▶ _Records for this task_:
------------

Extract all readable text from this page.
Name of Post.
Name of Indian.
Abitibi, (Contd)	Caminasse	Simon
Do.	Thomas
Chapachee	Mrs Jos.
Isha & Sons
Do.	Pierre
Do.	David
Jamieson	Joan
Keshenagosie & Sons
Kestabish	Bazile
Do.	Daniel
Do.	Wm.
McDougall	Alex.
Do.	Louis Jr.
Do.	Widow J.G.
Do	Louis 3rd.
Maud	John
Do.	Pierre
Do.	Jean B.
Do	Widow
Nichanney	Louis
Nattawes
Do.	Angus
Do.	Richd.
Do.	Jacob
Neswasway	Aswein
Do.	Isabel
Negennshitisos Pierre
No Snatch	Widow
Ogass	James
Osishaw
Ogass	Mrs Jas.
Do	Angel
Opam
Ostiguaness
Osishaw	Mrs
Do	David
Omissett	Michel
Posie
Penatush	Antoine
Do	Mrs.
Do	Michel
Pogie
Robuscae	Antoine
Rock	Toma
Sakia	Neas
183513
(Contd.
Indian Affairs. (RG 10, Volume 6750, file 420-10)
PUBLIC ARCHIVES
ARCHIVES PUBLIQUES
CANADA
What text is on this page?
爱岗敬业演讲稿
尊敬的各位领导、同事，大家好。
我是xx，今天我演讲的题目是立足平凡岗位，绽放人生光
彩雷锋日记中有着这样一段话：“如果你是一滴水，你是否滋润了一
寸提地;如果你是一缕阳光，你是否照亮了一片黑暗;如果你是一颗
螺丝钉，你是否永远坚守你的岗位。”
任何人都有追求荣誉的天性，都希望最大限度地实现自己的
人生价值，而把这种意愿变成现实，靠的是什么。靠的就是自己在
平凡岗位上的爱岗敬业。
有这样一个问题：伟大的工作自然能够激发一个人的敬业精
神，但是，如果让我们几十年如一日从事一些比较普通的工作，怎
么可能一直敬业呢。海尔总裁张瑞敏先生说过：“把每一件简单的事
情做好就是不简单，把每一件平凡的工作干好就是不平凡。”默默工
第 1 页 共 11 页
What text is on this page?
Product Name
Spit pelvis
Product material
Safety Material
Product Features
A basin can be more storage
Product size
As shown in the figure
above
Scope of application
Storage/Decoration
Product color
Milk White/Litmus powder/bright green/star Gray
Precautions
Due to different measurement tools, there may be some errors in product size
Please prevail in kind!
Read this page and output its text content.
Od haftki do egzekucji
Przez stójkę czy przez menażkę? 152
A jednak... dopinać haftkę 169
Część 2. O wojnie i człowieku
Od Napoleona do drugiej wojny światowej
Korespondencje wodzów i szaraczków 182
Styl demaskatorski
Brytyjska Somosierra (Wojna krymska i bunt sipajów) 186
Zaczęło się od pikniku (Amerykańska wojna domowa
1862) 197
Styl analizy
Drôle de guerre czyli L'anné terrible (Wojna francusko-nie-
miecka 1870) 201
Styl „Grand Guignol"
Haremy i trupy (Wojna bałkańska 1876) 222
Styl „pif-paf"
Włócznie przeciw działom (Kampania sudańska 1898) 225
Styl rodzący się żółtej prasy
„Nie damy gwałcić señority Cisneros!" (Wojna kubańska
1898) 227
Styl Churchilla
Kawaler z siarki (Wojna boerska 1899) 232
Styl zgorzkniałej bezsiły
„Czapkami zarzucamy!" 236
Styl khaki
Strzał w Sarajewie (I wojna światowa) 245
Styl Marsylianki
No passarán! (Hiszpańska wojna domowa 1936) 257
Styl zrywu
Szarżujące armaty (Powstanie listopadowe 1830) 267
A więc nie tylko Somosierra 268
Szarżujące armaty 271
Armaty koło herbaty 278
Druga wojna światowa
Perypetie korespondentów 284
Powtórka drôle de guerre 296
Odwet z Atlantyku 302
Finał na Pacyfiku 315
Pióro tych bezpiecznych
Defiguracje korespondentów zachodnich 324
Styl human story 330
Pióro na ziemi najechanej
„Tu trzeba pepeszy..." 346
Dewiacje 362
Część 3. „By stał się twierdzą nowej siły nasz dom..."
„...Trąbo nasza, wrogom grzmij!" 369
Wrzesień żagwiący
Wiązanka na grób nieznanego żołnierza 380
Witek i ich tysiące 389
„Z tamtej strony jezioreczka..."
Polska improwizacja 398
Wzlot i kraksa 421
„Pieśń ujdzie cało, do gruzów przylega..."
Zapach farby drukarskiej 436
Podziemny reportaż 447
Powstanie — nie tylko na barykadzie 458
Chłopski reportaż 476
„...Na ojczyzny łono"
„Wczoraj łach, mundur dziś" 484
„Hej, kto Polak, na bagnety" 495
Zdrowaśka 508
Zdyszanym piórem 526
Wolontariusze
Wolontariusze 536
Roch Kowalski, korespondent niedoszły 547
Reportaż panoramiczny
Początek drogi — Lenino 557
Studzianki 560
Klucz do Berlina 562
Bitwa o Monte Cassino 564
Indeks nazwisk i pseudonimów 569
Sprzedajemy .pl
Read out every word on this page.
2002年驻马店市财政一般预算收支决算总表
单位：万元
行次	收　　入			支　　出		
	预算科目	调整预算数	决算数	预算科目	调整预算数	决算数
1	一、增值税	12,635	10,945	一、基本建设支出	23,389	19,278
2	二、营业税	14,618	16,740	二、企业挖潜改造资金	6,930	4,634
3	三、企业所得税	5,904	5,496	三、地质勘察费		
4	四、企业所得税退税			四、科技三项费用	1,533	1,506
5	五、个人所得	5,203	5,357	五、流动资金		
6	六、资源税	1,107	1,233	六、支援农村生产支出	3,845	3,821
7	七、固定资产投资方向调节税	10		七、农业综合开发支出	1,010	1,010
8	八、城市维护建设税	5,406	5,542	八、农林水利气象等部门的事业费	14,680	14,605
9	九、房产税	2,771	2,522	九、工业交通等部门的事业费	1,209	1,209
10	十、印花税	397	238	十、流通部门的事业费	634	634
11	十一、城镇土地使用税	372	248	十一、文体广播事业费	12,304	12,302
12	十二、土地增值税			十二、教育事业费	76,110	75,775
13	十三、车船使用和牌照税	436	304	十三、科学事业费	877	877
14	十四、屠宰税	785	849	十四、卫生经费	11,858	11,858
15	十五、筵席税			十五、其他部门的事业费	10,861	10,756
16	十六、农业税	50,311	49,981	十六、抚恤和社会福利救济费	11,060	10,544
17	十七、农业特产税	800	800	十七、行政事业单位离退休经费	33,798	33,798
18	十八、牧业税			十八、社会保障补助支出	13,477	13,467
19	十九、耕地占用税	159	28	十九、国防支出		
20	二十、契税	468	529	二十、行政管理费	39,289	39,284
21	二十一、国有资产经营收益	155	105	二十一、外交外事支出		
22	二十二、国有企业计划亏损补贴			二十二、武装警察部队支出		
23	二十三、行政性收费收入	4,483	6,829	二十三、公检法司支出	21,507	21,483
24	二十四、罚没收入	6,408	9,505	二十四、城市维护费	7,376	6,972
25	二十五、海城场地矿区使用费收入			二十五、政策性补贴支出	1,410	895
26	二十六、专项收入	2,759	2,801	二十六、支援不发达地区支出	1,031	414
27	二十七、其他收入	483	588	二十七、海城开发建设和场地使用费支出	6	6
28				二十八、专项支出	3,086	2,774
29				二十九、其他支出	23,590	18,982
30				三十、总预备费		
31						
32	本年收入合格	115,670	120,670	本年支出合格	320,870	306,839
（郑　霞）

------------

▶ _What you need to do_: Pull every line containing "guerre" out of the records.

▶ _Solution to the problem_:
Drôle de guerre czyli L'anné terrible (Wojna francusko-nie-
Powtórka drôle de guerre 296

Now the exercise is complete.